• [Data for this task]:
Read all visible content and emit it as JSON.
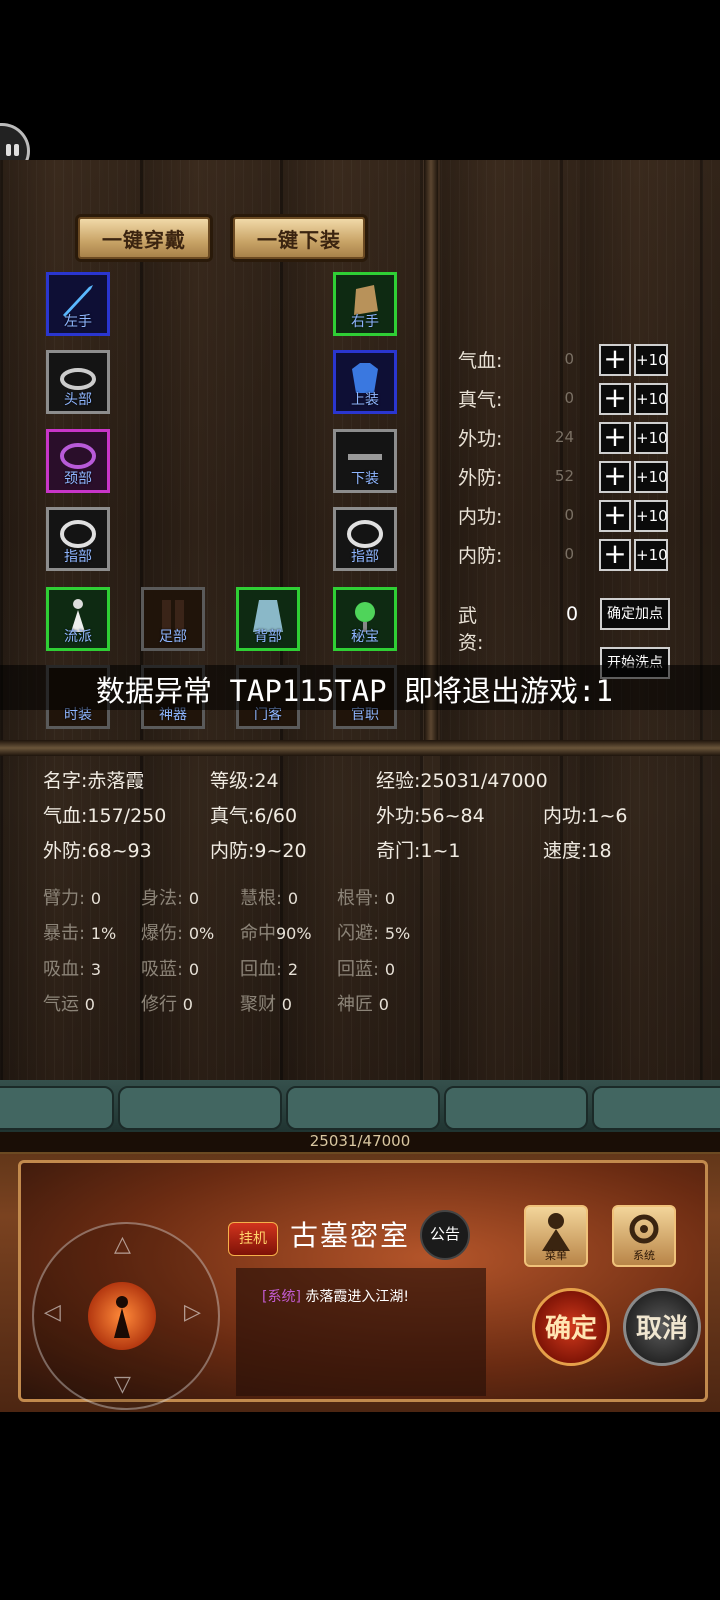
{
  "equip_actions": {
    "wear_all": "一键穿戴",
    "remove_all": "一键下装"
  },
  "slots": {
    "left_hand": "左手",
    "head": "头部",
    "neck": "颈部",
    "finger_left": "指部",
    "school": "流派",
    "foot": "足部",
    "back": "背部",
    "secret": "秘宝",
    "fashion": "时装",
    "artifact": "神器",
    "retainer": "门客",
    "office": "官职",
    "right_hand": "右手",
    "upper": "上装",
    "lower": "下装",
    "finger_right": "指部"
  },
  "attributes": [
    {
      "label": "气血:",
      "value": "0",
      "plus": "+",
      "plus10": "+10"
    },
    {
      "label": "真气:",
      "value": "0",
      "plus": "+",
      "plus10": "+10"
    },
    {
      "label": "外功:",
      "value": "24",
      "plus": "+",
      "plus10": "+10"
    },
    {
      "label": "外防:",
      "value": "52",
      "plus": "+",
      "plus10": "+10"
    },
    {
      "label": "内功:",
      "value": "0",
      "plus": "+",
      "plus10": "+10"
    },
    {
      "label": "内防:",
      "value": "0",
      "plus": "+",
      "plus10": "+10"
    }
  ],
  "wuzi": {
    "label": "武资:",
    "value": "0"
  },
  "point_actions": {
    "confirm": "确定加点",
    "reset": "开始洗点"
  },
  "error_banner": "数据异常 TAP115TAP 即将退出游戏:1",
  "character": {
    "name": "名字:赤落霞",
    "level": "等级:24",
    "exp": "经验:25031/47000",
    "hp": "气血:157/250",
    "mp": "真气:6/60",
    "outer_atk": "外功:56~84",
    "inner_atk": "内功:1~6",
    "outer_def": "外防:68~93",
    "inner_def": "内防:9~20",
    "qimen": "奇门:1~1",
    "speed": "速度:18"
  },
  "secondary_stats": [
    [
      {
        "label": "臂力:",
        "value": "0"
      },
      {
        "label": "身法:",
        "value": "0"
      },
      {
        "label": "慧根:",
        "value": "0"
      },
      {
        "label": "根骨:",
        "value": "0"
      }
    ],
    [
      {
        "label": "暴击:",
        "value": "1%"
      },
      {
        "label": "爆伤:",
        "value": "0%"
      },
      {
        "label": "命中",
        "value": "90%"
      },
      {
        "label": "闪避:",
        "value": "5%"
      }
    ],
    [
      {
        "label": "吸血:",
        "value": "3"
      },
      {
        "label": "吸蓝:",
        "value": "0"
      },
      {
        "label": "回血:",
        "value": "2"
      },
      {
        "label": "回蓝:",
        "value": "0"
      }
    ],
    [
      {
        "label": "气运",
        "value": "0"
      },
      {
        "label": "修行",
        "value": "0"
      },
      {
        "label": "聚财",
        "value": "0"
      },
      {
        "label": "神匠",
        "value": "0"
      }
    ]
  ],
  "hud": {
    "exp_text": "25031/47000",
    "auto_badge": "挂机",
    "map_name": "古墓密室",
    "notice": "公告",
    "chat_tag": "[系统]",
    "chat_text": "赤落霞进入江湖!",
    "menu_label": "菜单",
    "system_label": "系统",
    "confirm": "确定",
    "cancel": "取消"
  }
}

• [What you should do]:
Print out the whole of the material word for word, without pictures.

• [Correct result]:
Read all visible content and emit it as JSON.
{
  "equip_actions": {
    "wear_all": "一键穿戴",
    "remove_all": "一键下装"
  },
  "slots": {
    "left_hand": "左手",
    "head": "头部",
    "neck": "颈部",
    "finger_left": "指部",
    "school": "流派",
    "foot": "足部",
    "back": "背部",
    "secret": "秘宝",
    "fashion": "时装",
    "artifact": "神器",
    "retainer": "门客",
    "office": "官职",
    "right_hand": "右手",
    "upper": "上装",
    "lower": "下装",
    "finger_right": "指部"
  },
  "attributes": [
    {
      "label": "气血:",
      "value": "0",
      "plus": "+",
      "plus10": "+10"
    },
    {
      "label": "真气:",
      "value": "0",
      "plus": "+",
      "plus10": "+10"
    },
    {
      "label": "外功:",
      "value": "24",
      "plus": "+",
      "plus10": "+10"
    },
    {
      "label": "外防:",
      "value": "52",
      "plus": "+",
      "plus10": "+10"
    },
    {
      "label": "内功:",
      "value": "0",
      "plus": "+",
      "plus10": "+10"
    },
    {
      "label": "内防:",
      "value": "0",
      "plus": "+",
      "plus10": "+10"
    }
  ],
  "wuzi": {
    "label": "武资:",
    "value": "0"
  },
  "point_actions": {
    "confirm": "确定加点",
    "reset": "开始洗点"
  },
  "error_banner": "数据异常 TAP115TAP 即将退出游戏:1",
  "character": {
    "name": "名字:赤落霞",
    "level": "等级:24",
    "exp": "经验:25031/47000",
    "hp": "气血:157/250",
    "mp": "真气:6/60",
    "outer_atk": "外功:56~84",
    "inner_atk": "内功:1~6",
    "outer_def": "外防:68~93",
    "inner_def": "内防:9~20",
    "qimen": "奇门:1~1",
    "speed": "速度:18"
  },
  "secondary_stats": [
    [
      {
        "label": "臂力:",
        "value": "0"
      },
      {
        "label": "身法:",
        "value": "0"
      },
      {
        "label": "慧根:",
        "value": "0"
      },
      {
        "label": "根骨:",
        "value": "0"
      }
    ],
    [
      {
        "label": "暴击:",
        "value": "1%"
      },
      {
        "label": "爆伤:",
        "value": "0%"
      },
      {
        "label": "命中",
        "value": "90%"
      },
      {
        "label": "闪避:",
        "value": "5%"
      }
    ],
    [
      {
        "label": "吸血:",
        "value": "3"
      },
      {
        "label": "吸蓝:",
        "value": "0"
      },
      {
        "label": "回血:",
        "value": "2"
      },
      {
        "label": "回蓝:",
        "value": "0"
      }
    ],
    [
      {
        "label": "气运",
        "value": "0"
      },
      {
        "label": "修行",
        "value": "0"
      },
      {
        "label": "聚财",
        "value": "0"
      },
      {
        "label": "神匠",
        "value": "0"
      }
    ]
  ],
  "hud": {
    "exp_text": "25031/47000",
    "auto_badge": "挂机",
    "map_name": "古墓密室",
    "notice": "公告",
    "chat_tag": "[系统]",
    "chat_text": "赤落霞进入江湖!",
    "menu_label": "菜单",
    "system_label": "系统",
    "confirm": "确定",
    "cancel": "取消"
  }
}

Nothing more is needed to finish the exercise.